**THE REQUEST**:
Leave out every picture, then transcribe the rest of the listing exactly.
================
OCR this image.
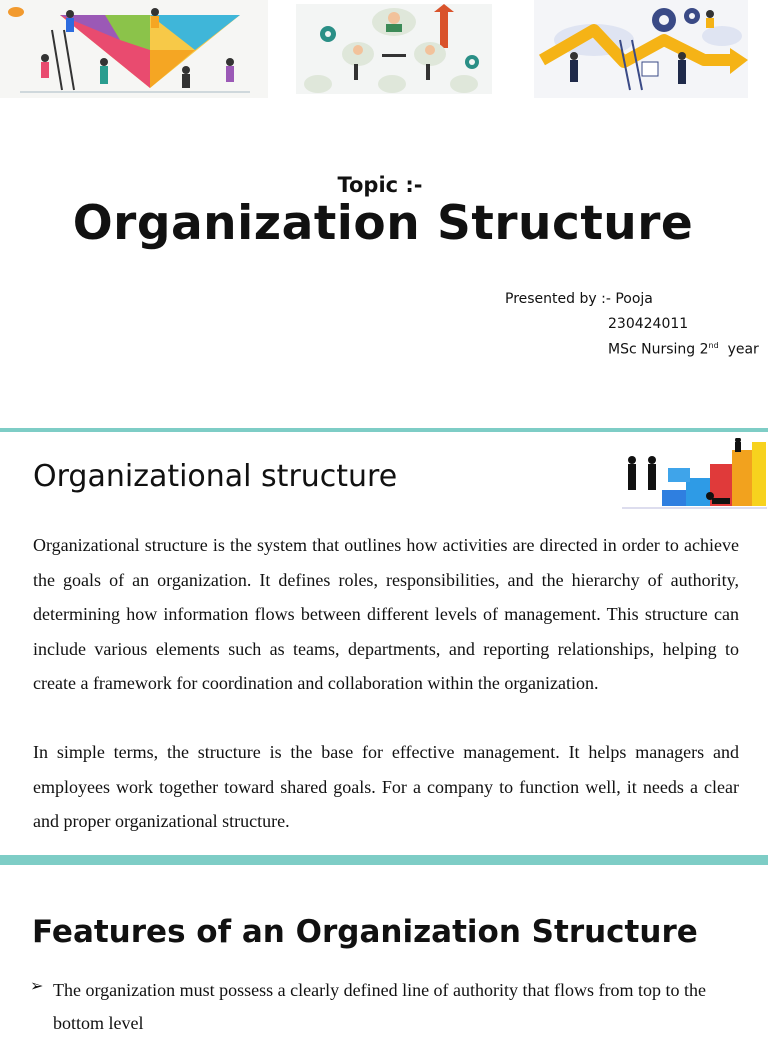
Topic :-
Organization Structure
Presented by :- Pooja
230424011
MSc Nursing 2nd  year
Organizational structure
Organizational structure is the system that outlines how activities are directed in order to achieve the goals of an organization. It defines roles, responsibilities, and the hierarchy of authority, determining how information flows between different levels of management. This structure can include various elements such as teams, departments, and reporting relationships, helping to create a framework for coordination and collaboration within the organization.
In simple terms, the structure is the base for effective management. It helps managers and employees work together toward shared goals. For a company to function well, it needs a clear and proper organizational structure.
Features of an Organization Structure
➢ The organization must possess a clearly defined line of authority that flows from top to the bottom level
================
**CORRECT RESPONSE**:
OCR this image.
Topic :-
Organization Structure
Presented by :- Pooja
230424011
MSc Nursing 2nd  year
Organizational structure
Organizational structure is the system that outlines how activities are directed in order to achieve the goals of an organization. It defines roles, responsibilities, and the hierarchy of authority, determining how information flows between different levels of management. This structure can include various elements such as teams, departments, and reporting relationships, helping to create a framework for coordination and collaboration within the organization.
In simple terms, the structure is the base for effective management. It helps managers and employees work together toward shared goals. For a company to function well, it needs a clear and proper organizational structure.
Features of an Organization Structure
➢ The organization must possess a clearly defined line of authority that flows from top to the bottom level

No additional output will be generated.